> [WORK ITEM] Could you write out the whole listing exactly as it appears?
####
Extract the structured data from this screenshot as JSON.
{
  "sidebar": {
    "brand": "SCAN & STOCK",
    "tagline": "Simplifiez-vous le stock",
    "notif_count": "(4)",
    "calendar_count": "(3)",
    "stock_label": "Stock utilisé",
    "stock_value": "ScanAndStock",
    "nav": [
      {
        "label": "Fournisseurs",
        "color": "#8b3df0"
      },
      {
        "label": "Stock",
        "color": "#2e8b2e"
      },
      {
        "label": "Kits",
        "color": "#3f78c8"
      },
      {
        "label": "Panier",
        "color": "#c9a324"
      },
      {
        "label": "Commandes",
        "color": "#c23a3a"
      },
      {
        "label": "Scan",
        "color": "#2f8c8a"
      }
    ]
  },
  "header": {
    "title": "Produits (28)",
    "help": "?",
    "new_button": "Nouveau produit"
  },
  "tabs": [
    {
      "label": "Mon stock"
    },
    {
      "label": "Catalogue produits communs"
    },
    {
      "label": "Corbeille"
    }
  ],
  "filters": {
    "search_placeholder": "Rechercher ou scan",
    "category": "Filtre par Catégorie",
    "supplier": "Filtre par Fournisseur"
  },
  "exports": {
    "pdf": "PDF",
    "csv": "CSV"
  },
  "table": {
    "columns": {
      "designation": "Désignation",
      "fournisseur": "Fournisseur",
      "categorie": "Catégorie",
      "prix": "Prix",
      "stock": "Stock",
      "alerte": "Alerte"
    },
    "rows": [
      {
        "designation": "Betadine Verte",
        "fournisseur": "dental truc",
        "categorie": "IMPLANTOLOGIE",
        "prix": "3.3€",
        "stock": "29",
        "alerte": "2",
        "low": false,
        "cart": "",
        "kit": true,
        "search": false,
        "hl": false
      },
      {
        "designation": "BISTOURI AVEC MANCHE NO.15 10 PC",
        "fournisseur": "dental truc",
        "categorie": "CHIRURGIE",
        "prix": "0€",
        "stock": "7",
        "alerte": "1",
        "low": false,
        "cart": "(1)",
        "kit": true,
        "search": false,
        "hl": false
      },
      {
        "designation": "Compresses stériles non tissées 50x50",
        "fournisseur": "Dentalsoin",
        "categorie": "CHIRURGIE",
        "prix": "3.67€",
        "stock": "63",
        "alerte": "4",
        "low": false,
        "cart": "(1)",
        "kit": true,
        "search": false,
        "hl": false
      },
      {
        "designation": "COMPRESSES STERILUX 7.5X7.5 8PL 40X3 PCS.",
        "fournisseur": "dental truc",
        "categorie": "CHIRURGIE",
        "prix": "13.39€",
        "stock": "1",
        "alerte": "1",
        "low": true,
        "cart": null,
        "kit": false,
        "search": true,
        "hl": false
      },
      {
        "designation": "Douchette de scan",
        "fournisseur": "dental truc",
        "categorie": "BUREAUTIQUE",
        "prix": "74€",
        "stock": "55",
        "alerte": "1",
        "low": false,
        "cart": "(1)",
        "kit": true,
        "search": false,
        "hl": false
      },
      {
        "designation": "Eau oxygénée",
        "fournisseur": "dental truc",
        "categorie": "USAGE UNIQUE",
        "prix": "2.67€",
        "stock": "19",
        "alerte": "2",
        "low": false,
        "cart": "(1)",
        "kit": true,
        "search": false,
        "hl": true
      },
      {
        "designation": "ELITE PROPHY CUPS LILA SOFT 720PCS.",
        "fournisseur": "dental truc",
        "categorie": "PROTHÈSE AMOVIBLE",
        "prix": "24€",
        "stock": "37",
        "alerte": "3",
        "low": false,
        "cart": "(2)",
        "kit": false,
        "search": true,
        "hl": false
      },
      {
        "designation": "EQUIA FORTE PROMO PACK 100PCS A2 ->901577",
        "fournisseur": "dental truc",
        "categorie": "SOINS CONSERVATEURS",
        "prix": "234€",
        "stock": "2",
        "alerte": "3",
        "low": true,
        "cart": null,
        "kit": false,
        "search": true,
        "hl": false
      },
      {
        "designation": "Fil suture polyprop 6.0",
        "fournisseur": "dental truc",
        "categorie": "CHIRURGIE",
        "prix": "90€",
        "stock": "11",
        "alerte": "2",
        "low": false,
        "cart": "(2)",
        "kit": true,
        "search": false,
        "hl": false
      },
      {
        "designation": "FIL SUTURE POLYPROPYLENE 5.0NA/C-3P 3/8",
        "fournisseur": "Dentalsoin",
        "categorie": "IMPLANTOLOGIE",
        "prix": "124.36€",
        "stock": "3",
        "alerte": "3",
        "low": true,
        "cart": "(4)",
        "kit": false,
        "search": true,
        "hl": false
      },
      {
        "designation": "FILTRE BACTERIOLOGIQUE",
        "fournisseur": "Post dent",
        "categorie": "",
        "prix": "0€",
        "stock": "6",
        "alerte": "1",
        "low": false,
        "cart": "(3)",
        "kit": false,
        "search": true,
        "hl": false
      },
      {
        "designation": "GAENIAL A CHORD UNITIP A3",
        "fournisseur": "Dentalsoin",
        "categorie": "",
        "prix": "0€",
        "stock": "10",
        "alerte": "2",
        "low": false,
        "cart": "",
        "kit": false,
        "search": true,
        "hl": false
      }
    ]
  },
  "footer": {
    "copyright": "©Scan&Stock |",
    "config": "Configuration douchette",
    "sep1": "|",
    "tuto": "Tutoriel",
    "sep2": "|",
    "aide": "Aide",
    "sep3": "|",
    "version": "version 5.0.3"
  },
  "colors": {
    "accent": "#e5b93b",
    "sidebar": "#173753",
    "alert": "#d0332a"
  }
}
####
> [TASK ANSWER]
Extract the structured data from this screenshot as JSON.
{
  "sidebar": {
    "brand": "SCAN & STOCK",
    "tagline": "Simplifiez-vous le stock",
    "notif_count": "(4)",
    "calendar_count": "(3)",
    "stock_label": "Stock utilisé",
    "stock_value": "ScanAndStock",
    "nav": [
      {
        "label": "Fournisseurs",
        "color": "#8b3df0"
      },
      {
        "label": "Stock",
        "color": "#2e8b2e"
      },
      {
        "label": "Kits",
        "color": "#3f78c8"
      },
      {
        "label": "Panier",
        "color": "#c9a324"
      },
      {
        "label": "Commandes",
        "color": "#c23a3a"
      },
      {
        "label": "Scan",
        "color": "#2f8c8a"
      }
    ]
  },
  "header": {
    "title": "Produits (28)",
    "help": "?",
    "new_button": "Nouveau produit"
  },
  "tabs": [
    {
      "label": "Mon stock"
    },
    {
      "label": "Catalogue produits communs"
    },
    {
      "label": "Corbeille"
    }
  ],
  "filters": {
    "search_placeholder": "Rechercher ou scan",
    "category": "Filtre par Catégorie",
    "supplier": "Filtre par Fournisseur"
  },
  "exports": {
    "pdf": "PDF",
    "csv": "CSV"
  },
  "table": {
    "columns": {
      "designation": "Désignation",
      "fournisseur": "Fournisseur",
      "categorie": "Catégorie",
      "prix": "Prix",
      "stock": "Stock",
      "alerte": "Alerte"
    },
    "rows": [
      {
        "designation": "Betadine Verte",
        "fournisseur": "dental truc",
        "categorie": "IMPLANTOLOGIE",
        "prix": "3.3€",
        "stock": "29",
        "alerte": "2",
        "low": false,
        "cart": "",
        "kit": true,
        "search": false,
        "hl": false
      },
      {
        "designation": "BISTOURI AVEC MANCHE NO.15 10 PC",
        "fournisseur": "dental truc",
        "categorie": "CHIRURGIE",
        "prix": "0€",
        "stock": "7",
        "alerte": "1",
        "low": false,
        "cart": "(1)",
        "kit": true,
        "search": false,
        "hl": false
      },
      {
        "designation": "Compresses stériles non tissées 50x50",
        "fournisseur": "Dentalsoin",
        "categorie": "CHIRURGIE",
        "prix": "3.67€",
        "stock": "63",
        "alerte": "4",
        "low": false,
        "cart": "(1)",
        "kit": true,
        "search": false,
        "hl": false
      },
      {
        "designation": "COMPRESSES STERILUX 7.5X7.5 8PL 40X3 PCS.",
        "fournisseur": "dental truc",
        "categorie": "CHIRURGIE",
        "prix": "13.39€",
        "stock": "1",
        "alerte": "1",
        "low": true,
        "cart": null,
        "kit": false,
        "search": true,
        "hl": false
      },
      {
        "designation": "Douchette de scan",
        "fournisseur": "dental truc",
        "categorie": "BUREAUTIQUE",
        "prix": "74€",
        "stock": "55",
        "alerte": "1",
        "low": false,
        "cart": "(1)",
        "kit": true,
        "search": false,
        "hl": false
      },
      {
        "designation": "Eau oxygénée",
        "fournisseur": "dental truc",
        "categorie": "USAGE UNIQUE",
        "prix": "2.67€",
        "stock": "19",
        "alerte": "2",
        "low": false,
        "cart": "(1)",
        "kit": true,
        "search": false,
        "hl": true
      },
      {
        "designation": "ELITE PROPHY CUPS LILA SOFT 720PCS.",
        "fournisseur": "dental truc",
        "categorie": "PROTHÈSE AMOVIBLE",
        "prix": "24€",
        "stock": "37",
        "alerte": "3",
        "low": false,
        "cart": "(2)",
        "kit": false,
        "search": true,
        "hl": false
      },
      {
        "designation": "EQUIA FORTE PROMO PACK 100PCS A2 ->901577",
        "fournisseur": "dental truc",
        "categorie": "SOINS CONSERVATEURS",
        "prix": "234€",
        "stock": "2",
        "alerte": "3",
        "low": true,
        "cart": null,
        "kit": false,
        "search": true,
        "hl": false
      },
      {
        "designation": "Fil suture polyprop 6.0",
        "fournisseur": "dental truc",
        "categorie": "CHIRURGIE",
        "prix": "90€",
        "stock": "11",
        "alerte": "2",
        "low": false,
        "cart": "(2)",
        "kit": true,
        "search": false,
        "hl": false
      },
      {
        "designation": "FIL SUTURE POLYPROPYLENE 5.0NA/C-3P 3/8",
        "fournisseur": "Dentalsoin",
        "categorie": "IMPLANTOLOGIE",
        "prix": "124.36€",
        "stock": "3",
        "alerte": "3",
        "low": true,
        "cart": "(4)",
        "kit": false,
        "search": true,
        "hl": false
      },
      {
        "designation": "FILTRE BACTERIOLOGIQUE",
        "fournisseur": "Post dent",
        "categorie": "",
        "prix": "0€",
        "stock": "6",
        "alerte": "1",
        "low": false,
        "cart": "(3)",
        "kit": false,
        "search": true,
        "hl": false
      },
      {
        "designation": "GAENIAL A CHORD UNITIP A3",
        "fournisseur": "Dentalsoin",
        "categorie": "",
        "prix": "0€",
        "stock": "10",
        "alerte": "2",
        "low": false,
        "cart": "",
        "kit": false,
        "search": true,
        "hl": false
      }
    ]
  },
  "footer": {
    "copyright": "©Scan&Stock |",
    "config": "Configuration douchette",
    "sep1": "|",
    "tuto": "Tutoriel",
    "sep2": "|",
    "aide": "Aide",
    "sep3": "|",
    "version": "version 5.0.3"
  },
  "colors": {
    "accent": "#e5b93b",
    "sidebar": "#173753",
    "alert": "#d0332a"
  }
}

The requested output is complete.